Задание 1 =
Почему, по словам Массона, которые приводятся в тексте о Жозефине, её плохих зубов никогда не было видно? Ответьте в одном–трёх предложениях.
Задание 2 =
Продолжите текст о Жозефине после его последней фразы.

Исходный текст =
Графу Дагоберту Сигизмунду Вурмзеру действительно пришлось дорого заплатить за слёзы Жозефины: на следующий день после того, как было написано это письмо, Наполеон разгромил войска знаменитого австрийского генерал-фельдмаршала при Кастильоне, маленькой итальянской деревушке, имя которой после этой битвы с восхищением и ужасом повторяла вся Европа.
Какой она была, эта легкомысленная женщина, эта неверная жена, которая буквально поработила будущего покорителя Европы? Член французской Академии Фредерик Массон так описывает Жозефину: «Какая-то необъяснимая лень в движениях, благодаря которой женщина-креолка является женщиной в её сущности; сладострастие, которое словно лёгкий и вместе с тем опьяняющий аромат, разливается вокруг неё при каждом лениво-небрежном движении её легких и гибких форм, – всё это соединилось в ней как бы для того, чтобы сводить с ума мужчин вообще, и в особенности этого, свежего и более неопытного, чем кто-либо другой. И поэтому-то она, как женщина, соблазняет его с первой же встречи, как дама – ослепляет и внушает уважение своим видом, полным достоинства, своими, как он говорит, “спокойными и благородными манерами старого французского общества”».
Осталось немало портретов Жозефины, в том числе кисти первоклассных мастеров. Честно говоря, красотой она не поражает, но то, о чём пишет Массон, в силах передать лишь немногие художники. Вот грацию увидели и запечатлели все, а лицо… Впрочем, ещё раз дам слово Массону: «Красивые каштановые волосы, не особенно, правда, густые… кожа довольно тёмная, уже дряблая, но гладкая, белая, розовая, благодаря притираниям; зубы плохие, но их никогда не видно, потому что очень маленький рот всегда растянут в слабую, очень нежную улыбку, которая так соответствует удивительной нежности глаз с длинными веками, с очень длинными ресницами, тонкими чертами лица, звуку голоса, такого приятного, что впоследствии слуги часто останавливались, чтобы послушать его. Маленький нос, задорный, тонкий, подвижный, с вечно трепещущими ноздрями, с немного приподнятым кончиком, плутовской, вызывающий желание».

Фрагменты данных =

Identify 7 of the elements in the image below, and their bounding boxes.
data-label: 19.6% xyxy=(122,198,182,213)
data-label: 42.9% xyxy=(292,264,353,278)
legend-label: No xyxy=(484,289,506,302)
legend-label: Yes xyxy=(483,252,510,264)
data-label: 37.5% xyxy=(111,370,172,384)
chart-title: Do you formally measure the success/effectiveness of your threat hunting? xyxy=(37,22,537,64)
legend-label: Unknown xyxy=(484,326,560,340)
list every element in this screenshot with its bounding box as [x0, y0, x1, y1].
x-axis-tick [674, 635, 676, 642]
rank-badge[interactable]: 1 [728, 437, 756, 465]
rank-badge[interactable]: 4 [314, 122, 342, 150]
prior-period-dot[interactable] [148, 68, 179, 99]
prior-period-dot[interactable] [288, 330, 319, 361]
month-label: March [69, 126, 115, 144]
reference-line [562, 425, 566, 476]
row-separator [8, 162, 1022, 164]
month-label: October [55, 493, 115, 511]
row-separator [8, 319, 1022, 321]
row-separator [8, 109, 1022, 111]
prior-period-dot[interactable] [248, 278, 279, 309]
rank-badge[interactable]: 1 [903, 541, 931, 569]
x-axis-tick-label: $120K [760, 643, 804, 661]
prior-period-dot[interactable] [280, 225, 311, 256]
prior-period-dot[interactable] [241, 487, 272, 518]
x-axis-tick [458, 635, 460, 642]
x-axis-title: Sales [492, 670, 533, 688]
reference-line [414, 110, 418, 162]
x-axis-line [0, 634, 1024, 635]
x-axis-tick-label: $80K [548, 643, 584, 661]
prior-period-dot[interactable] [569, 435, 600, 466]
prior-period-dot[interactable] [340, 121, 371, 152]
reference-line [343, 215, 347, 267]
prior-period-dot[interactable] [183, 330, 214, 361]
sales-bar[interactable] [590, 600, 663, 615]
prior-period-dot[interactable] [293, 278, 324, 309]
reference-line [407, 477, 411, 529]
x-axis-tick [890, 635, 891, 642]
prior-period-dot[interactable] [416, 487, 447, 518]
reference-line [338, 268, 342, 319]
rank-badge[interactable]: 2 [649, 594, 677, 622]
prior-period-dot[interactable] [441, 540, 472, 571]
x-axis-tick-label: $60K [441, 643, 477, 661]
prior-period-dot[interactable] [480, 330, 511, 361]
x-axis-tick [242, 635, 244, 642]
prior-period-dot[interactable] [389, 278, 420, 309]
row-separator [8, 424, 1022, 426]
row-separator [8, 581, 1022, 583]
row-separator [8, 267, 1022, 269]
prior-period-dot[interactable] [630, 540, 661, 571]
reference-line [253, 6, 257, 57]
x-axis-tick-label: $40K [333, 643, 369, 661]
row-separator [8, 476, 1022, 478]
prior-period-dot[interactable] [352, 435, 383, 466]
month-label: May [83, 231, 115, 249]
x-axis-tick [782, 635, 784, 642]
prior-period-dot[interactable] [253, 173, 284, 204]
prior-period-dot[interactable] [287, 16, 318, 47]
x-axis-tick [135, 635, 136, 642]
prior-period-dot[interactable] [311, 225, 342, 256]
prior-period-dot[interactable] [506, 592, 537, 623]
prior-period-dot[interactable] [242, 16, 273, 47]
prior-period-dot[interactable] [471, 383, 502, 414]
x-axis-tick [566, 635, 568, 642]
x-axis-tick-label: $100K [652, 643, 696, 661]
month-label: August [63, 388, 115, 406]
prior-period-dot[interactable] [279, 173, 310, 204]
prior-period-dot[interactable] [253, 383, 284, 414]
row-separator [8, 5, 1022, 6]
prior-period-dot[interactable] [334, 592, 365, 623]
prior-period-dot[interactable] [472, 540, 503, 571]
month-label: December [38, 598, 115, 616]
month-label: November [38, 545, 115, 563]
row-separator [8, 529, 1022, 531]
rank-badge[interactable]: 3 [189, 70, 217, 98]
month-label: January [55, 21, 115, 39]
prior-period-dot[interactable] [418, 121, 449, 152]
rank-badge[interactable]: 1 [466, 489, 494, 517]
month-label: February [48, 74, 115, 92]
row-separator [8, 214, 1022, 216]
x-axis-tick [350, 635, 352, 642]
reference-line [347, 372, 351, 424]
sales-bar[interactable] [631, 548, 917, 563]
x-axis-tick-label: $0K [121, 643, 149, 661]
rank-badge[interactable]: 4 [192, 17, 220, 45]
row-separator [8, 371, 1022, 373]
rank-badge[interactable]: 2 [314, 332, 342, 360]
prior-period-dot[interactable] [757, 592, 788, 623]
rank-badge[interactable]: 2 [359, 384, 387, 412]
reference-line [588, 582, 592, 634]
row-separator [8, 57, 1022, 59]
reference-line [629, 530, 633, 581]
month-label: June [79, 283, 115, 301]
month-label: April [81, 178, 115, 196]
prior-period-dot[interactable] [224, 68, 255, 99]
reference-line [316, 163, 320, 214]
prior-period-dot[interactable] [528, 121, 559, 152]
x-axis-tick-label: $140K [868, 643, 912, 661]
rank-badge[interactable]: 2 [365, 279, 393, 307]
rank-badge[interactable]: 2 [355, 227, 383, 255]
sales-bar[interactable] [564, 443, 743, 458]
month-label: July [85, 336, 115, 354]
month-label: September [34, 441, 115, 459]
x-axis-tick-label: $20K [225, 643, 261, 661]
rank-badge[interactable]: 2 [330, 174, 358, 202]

Ответ 1 =
Её очень маленький рот всегда был растянут в слабую, очень нежную улыбку, поэтому плохих зубов никогда не было видно.

Ответ 2 =
Ей уже около сорока. Молодость стремительно уходит. А муж далеко: он собирается осуществить план Александра Великого – покорить Египет. И она пытается удержать молодость – безоглядно отдаётся своему увлечению Ипполитом Шарлем, не заботясь ни об общественном мнении, ни о последствиях (ходил слухи, что он жил в Мальмезоне как хозяин).
Когда известие о неверности жены доходит до Наполеона, его охватывает отчаяние, потом оно сменяется яростью. В результате, чтобы отомстить неверной, он заводит любовницу. Связи с женой лейтенанта Фуреса Маргаритой Полиной Белиль не скрывает, напротив, афиширует, вероятно, в надежде, что слух об этом дойдёт до Жозефины. Роман с Полиной едва ли оставил заметный след в его сердце, но убедил в том, что тревожило его не на шутку: Жозефина никак не могла забеременеть, и деликатно, но упрямо подталкивала его к мысли, что причина в нём. Да и как усомнишься? Она ведь родила двоих детей. Но – от другого… Полина тоже не беременела. Значит – дело действительно в нём. Это огорчало (корсиканцы чадолюбивы), но в отчаяние пока (!) не приводило.